> **Material supplied**

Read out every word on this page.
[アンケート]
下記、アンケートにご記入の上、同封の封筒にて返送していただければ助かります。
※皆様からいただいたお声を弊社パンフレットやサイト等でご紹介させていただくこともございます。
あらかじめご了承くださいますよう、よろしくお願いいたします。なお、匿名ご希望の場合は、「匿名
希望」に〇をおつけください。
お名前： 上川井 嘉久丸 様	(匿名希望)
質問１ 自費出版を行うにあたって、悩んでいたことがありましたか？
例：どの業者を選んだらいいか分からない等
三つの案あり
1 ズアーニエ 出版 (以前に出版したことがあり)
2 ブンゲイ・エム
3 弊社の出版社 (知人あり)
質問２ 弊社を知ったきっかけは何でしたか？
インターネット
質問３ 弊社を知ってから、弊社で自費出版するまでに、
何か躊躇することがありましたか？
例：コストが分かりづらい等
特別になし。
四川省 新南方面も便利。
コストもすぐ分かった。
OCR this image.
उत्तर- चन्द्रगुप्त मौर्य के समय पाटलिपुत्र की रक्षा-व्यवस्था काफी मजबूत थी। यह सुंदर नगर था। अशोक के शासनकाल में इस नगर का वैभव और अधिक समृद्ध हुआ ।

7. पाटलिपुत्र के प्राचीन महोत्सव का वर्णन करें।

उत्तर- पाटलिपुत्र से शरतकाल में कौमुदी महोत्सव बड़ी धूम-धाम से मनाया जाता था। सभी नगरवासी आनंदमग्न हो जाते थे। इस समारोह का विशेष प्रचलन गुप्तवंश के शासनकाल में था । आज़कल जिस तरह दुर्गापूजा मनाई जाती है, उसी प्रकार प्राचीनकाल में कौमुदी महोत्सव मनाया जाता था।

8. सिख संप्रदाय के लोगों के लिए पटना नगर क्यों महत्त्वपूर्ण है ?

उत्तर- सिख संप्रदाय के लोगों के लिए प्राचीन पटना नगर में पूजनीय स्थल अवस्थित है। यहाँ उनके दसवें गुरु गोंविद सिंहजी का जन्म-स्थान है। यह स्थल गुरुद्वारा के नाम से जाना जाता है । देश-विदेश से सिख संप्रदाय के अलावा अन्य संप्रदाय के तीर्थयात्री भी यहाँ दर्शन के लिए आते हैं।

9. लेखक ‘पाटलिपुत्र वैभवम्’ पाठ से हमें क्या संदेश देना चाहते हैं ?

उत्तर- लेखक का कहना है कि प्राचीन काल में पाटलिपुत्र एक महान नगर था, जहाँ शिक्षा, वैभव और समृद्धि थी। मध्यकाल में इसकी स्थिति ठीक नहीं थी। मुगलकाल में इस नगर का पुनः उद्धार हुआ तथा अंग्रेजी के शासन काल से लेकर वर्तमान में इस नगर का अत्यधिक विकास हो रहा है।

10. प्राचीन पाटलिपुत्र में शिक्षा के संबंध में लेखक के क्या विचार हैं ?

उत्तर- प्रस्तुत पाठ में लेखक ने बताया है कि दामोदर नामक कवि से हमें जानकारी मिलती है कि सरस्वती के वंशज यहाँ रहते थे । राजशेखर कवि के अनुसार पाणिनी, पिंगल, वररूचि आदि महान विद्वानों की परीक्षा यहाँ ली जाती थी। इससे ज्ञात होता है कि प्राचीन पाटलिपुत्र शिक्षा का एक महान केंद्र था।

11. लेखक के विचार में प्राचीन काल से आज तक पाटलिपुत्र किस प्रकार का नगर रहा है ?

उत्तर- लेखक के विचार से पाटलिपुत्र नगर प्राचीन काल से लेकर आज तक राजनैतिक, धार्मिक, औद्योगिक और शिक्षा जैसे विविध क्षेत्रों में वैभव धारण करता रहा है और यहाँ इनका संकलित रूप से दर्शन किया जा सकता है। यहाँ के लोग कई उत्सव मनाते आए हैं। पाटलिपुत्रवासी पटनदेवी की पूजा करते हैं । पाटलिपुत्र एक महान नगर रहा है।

> **Do this**
Would you copy out each line exactly as written?

> **Expected answer**
Read out every word on this page.
[アンケート]
下記、アンケートにご記入の上、同封の封筒にて返送していただければ助かります。
※皆様からいただいたお声を弊社パンフレットやサイト等でご紹介させていただくこともございます。
あらかじめご了承くださいますよう、よろしくお願いいたします。なお、匿名ご希望の場合は、「匿名
希望」に〇をおつけください。
お名前： 上川井 嘉久丸 様	(匿名希望)
質問１ 自費出版を行うにあたって、悩んでいたことがありましたか？
例：どの業者を選んだらいいか分からない等
三つの案あり
1 ズアーニエ 出版 (以前に出版したことがあり)
2 ブンゲイ・エム
3 弊社の出版社 (知人あり)
質問２ 弊社を知ったきっかけは何でしたか？
インターネット
質問３ 弊社を知ってから、弊社で自費出版するまでに、
何か躊躇することがありましたか？
例：コストが分かりづらい等
特別になし。
四川省 新南方面も便利。
コストもすぐ分かった。
OCR this image.
उत्तर- चन्द्रगुप्त मौर्य के समय पाटलिपुत्र की रक्षा-व्यवस्था काफी मजबूत थी। यह सुंदर नगर था। अशोक के शासनकाल में इस नगर का वैभव और अधिक समृद्ध हुआ ।

7. पाटलिपुत्र के प्राचीन महोत्सव का वर्णन करें।

उत्तर- पाटलिपुत्र से शरतकाल में कौमुदी महोत्सव बड़ी धूम-धाम से मनाया जाता था। सभी नगरवासी आनंदमग्न हो जाते थे। इस समारोह का विशेष प्रचलन गुप्तवंश के शासनकाल में था । आज़कल जिस तरह दुर्गापूजा मनाई जाती है, उसी प्रकार प्राचीनकाल में कौमुदी महोत्सव मनाया जाता था।

8. सिख संप्रदाय के लोगों के लिए पटना नगर क्यों महत्त्वपूर्ण है ?

उत्तर- सिख संप्रदाय के लोगों के लिए प्राचीन पटना नगर में पूजनीय स्थल अवस्थित है। यहाँ उनके दसवें गुरु गोंविद सिंहजी का जन्म-स्थान है। यह स्थल गुरुद्वारा के नाम से जाना जाता है । देश-विदेश से सिख संप्रदाय के अलावा अन्य संप्रदाय के तीर्थयात्री भी यहाँ दर्शन के लिए आते हैं।

9. लेखक ‘पाटलिपुत्र वैभवम्’ पाठ से हमें क्या संदेश देना चाहते हैं ?

उत्तर- लेखक का कहना है कि प्राचीन काल में पाटलिपुत्र एक महान नगर था, जहाँ शिक्षा, वैभव और समृद्धि थी। मध्यकाल में इसकी स्थिति ठीक नहीं थी। मुगलकाल में इस नगर का पुनः उद्धार हुआ तथा अंग्रेजी के शासन काल से लेकर वर्तमान में इस नगर का अत्यधिक विकास हो रहा है।

10. प्राचीन पाटलिपुत्र में शिक्षा के संबंध में लेखक के क्या विचार हैं ?

उत्तर- प्रस्तुत पाठ में लेखक ने बताया है कि दामोदर नामक कवि से हमें जानकारी मिलती है कि सरस्वती के वंशज यहाँ रहते थे । राजशेखर कवि के अनुसार पाणिनी, पिंगल, वररूचि आदि महान विद्वानों की परीक्षा यहाँ ली जाती थी। इससे ज्ञात होता है कि प्राचीन पाटलिपुत्र शिक्षा का एक महान केंद्र था।

11. लेखक के विचार में प्राचीन काल से आज तक पाटलिपुत्र किस प्रकार का नगर रहा है ?

उत्तर- लेखक के विचार से पाटलिपुत्र नगर प्राचीन काल से लेकर आज तक राजनैतिक, धार्मिक, औद्योगिक और शिक्षा जैसे विविध क्षेत्रों में वैभव धारण करता रहा है और यहाँ इनका संकलित रूप से दर्शन किया जा सकता है। यहाँ के लोग कई उत्सव मनाते आए हैं। पाटलिपुत्रवासी पटनदेवी की पूजा करते हैं । पाटलिपुत्र एक महान नगर रहा है।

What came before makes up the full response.